§ Directions for this task: The entries that follow must be written out exactly, without any of the pictures they contain.

[Data about app and page elements]

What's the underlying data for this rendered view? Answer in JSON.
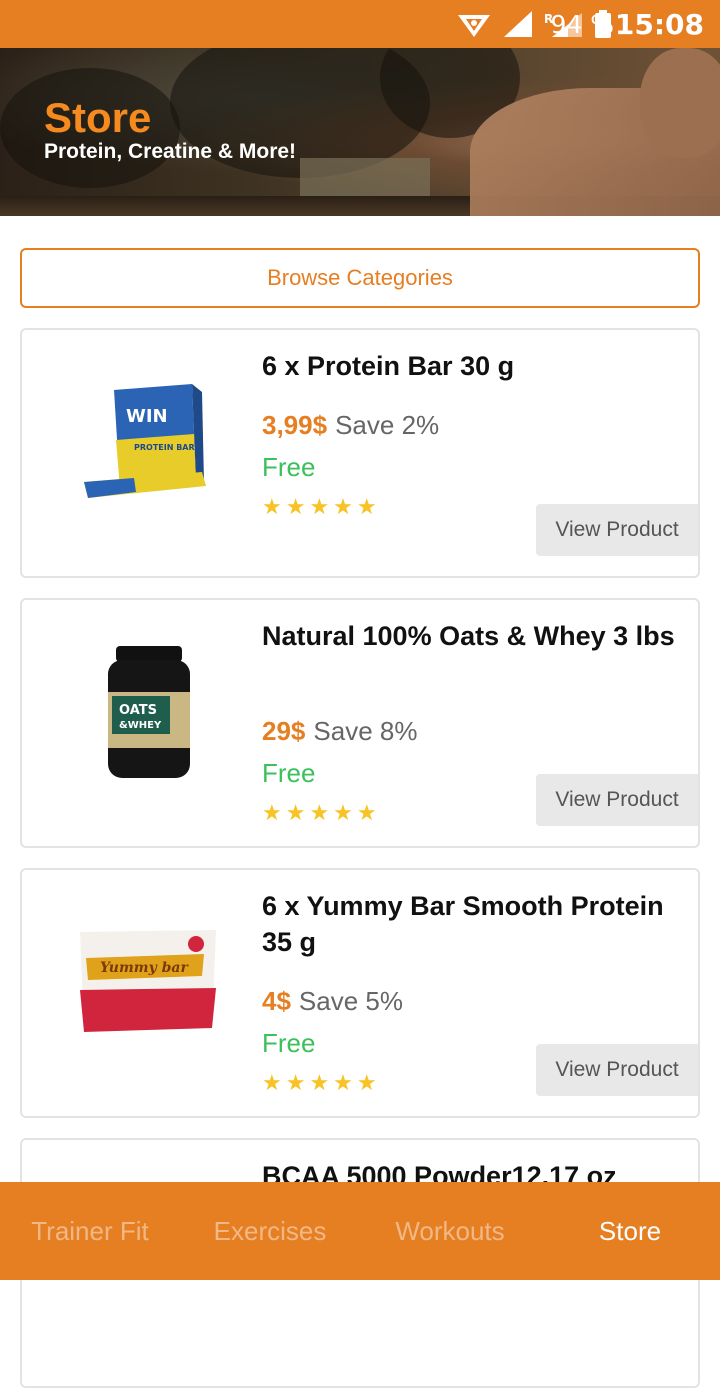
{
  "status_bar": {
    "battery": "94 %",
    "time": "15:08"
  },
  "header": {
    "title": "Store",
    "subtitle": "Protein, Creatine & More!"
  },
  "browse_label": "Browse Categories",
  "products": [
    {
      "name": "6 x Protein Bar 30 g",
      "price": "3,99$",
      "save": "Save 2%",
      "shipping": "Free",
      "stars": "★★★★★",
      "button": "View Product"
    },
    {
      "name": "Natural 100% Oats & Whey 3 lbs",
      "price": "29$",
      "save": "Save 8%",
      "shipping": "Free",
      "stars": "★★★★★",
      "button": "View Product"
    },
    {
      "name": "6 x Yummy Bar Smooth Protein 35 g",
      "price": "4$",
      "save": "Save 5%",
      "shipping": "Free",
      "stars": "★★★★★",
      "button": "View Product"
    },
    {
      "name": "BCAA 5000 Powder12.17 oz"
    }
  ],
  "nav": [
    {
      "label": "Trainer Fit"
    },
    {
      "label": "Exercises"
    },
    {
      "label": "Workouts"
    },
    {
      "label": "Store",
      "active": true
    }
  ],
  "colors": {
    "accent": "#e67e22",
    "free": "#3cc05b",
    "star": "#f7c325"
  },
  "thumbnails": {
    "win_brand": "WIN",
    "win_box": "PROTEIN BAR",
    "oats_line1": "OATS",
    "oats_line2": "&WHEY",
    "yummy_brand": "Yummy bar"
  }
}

§ Response area:
What's the underlying data for this rendered view? Answer in JSON.
{
  "status_bar": {
    "battery": "94 %",
    "time": "15:08"
  },
  "header": {
    "title": "Store",
    "subtitle": "Protein, Creatine & More!"
  },
  "browse_label": "Browse Categories",
  "products": [
    {
      "name": "6 x Protein Bar 30 g",
      "price": "3,99$",
      "save": "Save 2%",
      "shipping": "Free",
      "stars": "★★★★★",
      "button": "View Product"
    },
    {
      "name": "Natural 100% Oats & Whey 3 lbs",
      "price": "29$",
      "save": "Save 8%",
      "shipping": "Free",
      "stars": "★★★★★",
      "button": "View Product"
    },
    {
      "name": "6 x Yummy Bar Smooth Protein 35 g",
      "price": "4$",
      "save": "Save 5%",
      "shipping": "Free",
      "stars": "★★★★★",
      "button": "View Product"
    },
    {
      "name": "BCAA 5000 Powder12.17 oz"
    }
  ],
  "nav": [
    {
      "label": "Trainer Fit"
    },
    {
      "label": "Exercises"
    },
    {
      "label": "Workouts"
    },
    {
      "label": "Store",
      "active": true
    }
  ],
  "colors": {
    "accent": "#e67e22",
    "free": "#3cc05b",
    "star": "#f7c325"
  },
  "thumbnails": {
    "win_brand": "WIN",
    "win_box": "PROTEIN BAR",
    "oats_line1": "OATS",
    "oats_line2": "&WHEY",
    "yummy_brand": "Yummy bar"
  }
}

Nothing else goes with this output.